TASK DIRECTIONS
Carry none of the pictures over; write out the complete data exactly.

EXTRACTED DATA
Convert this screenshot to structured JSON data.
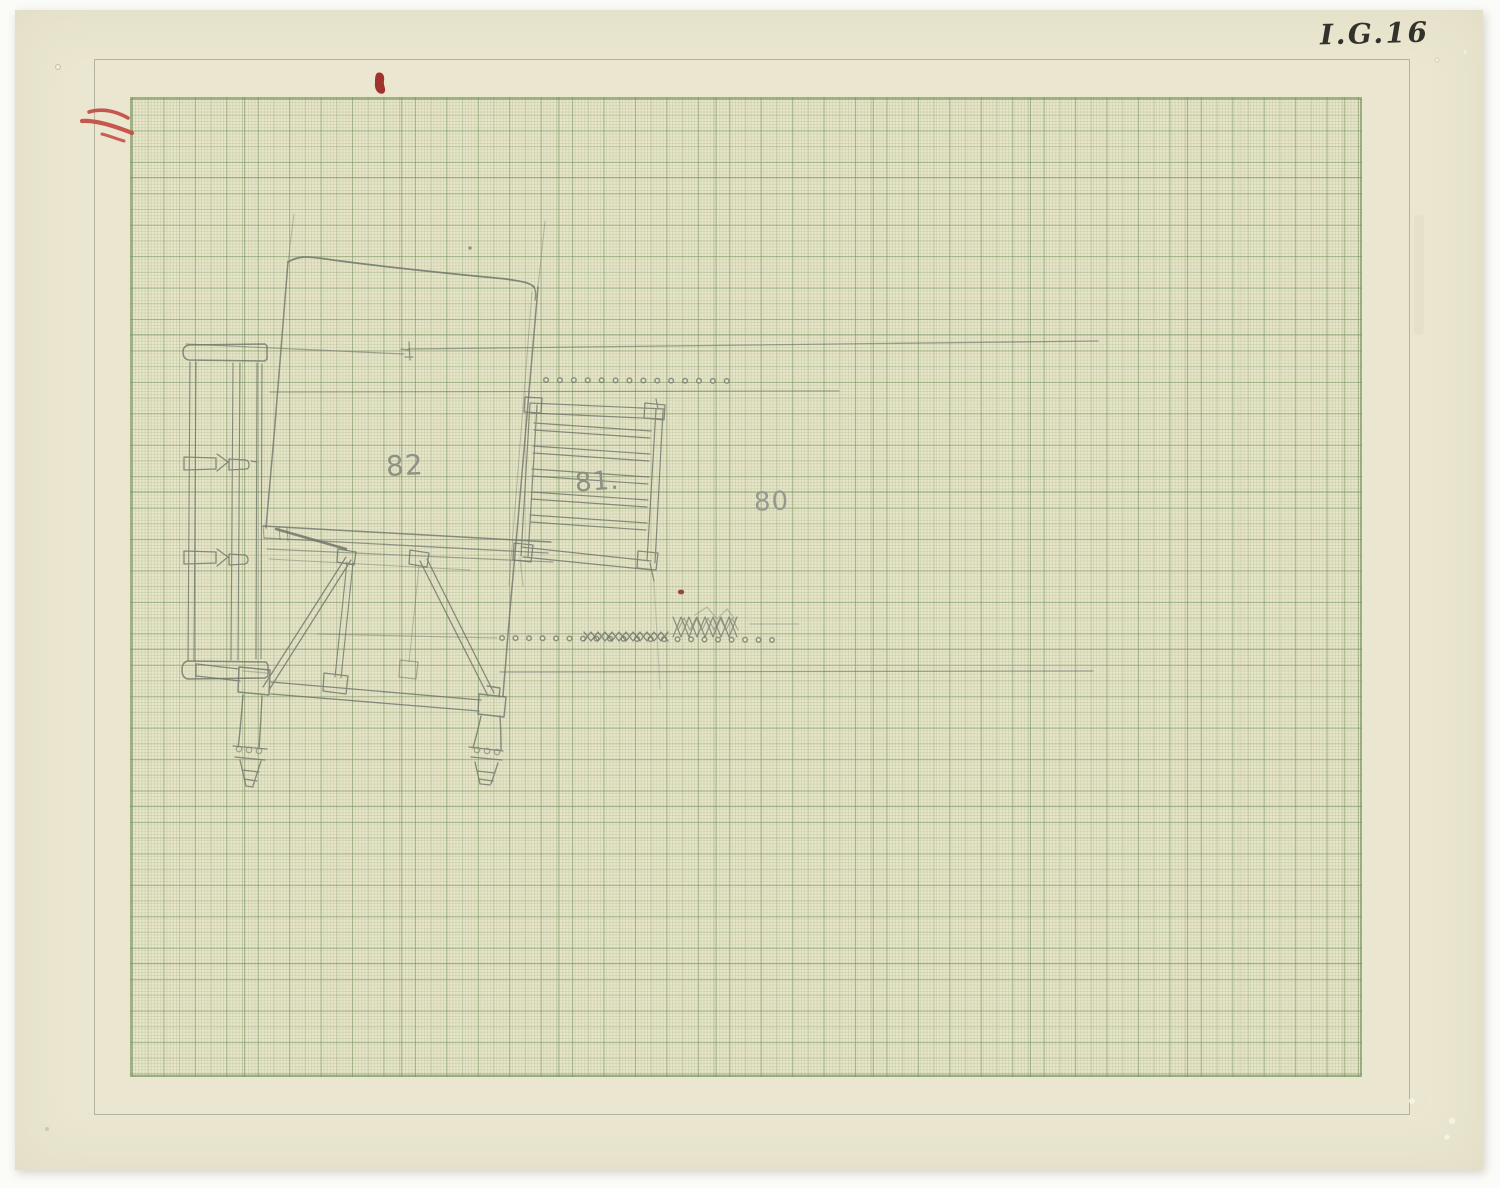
{
  "document": {
    "catalog_number": "I.G.16"
  },
  "figures": [
    {
      "label": "82"
    },
    {
      "label": "81."
    },
    {
      "label": "80"
    }
  ],
  "colors": {
    "paper": "#eae6d0",
    "grid_green": "#7c9860",
    "pencil": "#70746a",
    "red_crayon": "#c2473e",
    "red_ink": "#9c2a24"
  }
}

SOLUTION
Convert this screenshot to structured JSON data.
{
  "document": {
    "catalog_number": "I.G.16"
  },
  "figures": [
    {
      "label": "82"
    },
    {
      "label": "81."
    },
    {
      "label": "80"
    }
  ],
  "colors": {
    "paper": "#eae6d0",
    "grid_green": "#7c9860",
    "pencil": "#70746a",
    "red_crayon": "#c2473e",
    "red_ink": "#9c2a24"
  }
}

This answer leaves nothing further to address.